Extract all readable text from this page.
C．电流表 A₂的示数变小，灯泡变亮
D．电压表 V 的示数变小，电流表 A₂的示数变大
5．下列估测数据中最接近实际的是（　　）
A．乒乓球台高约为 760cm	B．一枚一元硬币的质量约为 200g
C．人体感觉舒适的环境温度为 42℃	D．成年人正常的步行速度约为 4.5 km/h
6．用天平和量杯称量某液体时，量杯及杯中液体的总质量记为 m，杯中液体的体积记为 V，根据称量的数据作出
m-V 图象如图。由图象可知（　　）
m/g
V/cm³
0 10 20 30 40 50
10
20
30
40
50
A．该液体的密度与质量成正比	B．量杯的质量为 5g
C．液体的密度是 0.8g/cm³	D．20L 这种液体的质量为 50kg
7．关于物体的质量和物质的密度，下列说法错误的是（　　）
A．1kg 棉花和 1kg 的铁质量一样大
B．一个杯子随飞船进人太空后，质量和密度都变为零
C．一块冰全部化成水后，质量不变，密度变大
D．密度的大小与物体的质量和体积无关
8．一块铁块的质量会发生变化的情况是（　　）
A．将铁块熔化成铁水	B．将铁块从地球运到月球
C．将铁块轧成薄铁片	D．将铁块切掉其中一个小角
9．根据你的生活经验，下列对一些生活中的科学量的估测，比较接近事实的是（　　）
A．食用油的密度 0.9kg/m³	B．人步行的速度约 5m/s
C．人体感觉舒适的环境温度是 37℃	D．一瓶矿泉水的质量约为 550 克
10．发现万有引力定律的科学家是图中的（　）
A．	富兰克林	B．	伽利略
※
[Goal of the exercise]: Please give back all of the records exactly as written.

[Solved problem]:
Extract all readable text from this page.
C．电流表 A₂的示数变小，灯泡变亮
D．电压表 V 的示数变小，电流表 A₂的示数变大
5．下列估测数据中最接近实际的是（　　）
A．乒乓球台高约为 760cm	B．一枚一元硬币的质量约为 200g
C．人体感觉舒适的环境温度为 42℃	D．成年人正常的步行速度约为 4.5 km/h
6．用天平和量杯称量某液体时，量杯及杯中液体的总质量记为 m，杯中液体的体积记为 V，根据称量的数据作出
m-V 图象如图。由图象可知（　　）
m/g
V/cm³
0 10 20 30 40 50
10
20
30
40
50
A．该液体的密度与质量成正比	B．量杯的质量为 5g
C．液体的密度是 0.8g/cm³	D．20L 这种液体的质量为 50kg
7．关于物体的质量和物质的密度，下列说法错误的是（　　）
A．1kg 棉花和 1kg 的铁质量一样大
B．一个杯子随飞船进人太空后，质量和密度都变为零
C．一块冰全部化成水后，质量不变，密度变大
D．密度的大小与物体的质量和体积无关
8．一块铁块的质量会发生变化的情况是（　　）
A．将铁块熔化成铁水	B．将铁块从地球运到月球
C．将铁块轧成薄铁片	D．将铁块切掉其中一个小角
9．根据你的生活经验，下列对一些生活中的科学量的估测，比较接近事实的是（　　）
A．食用油的密度 0.9kg/m³	B．人步行的速度约 5m/s
C．人体感觉舒适的环境温度是 37℃	D．一瓶矿泉水的质量约为 550 克
10．发现万有引力定律的科学家是图中的（　）
A．	富兰克林	B．	伽利略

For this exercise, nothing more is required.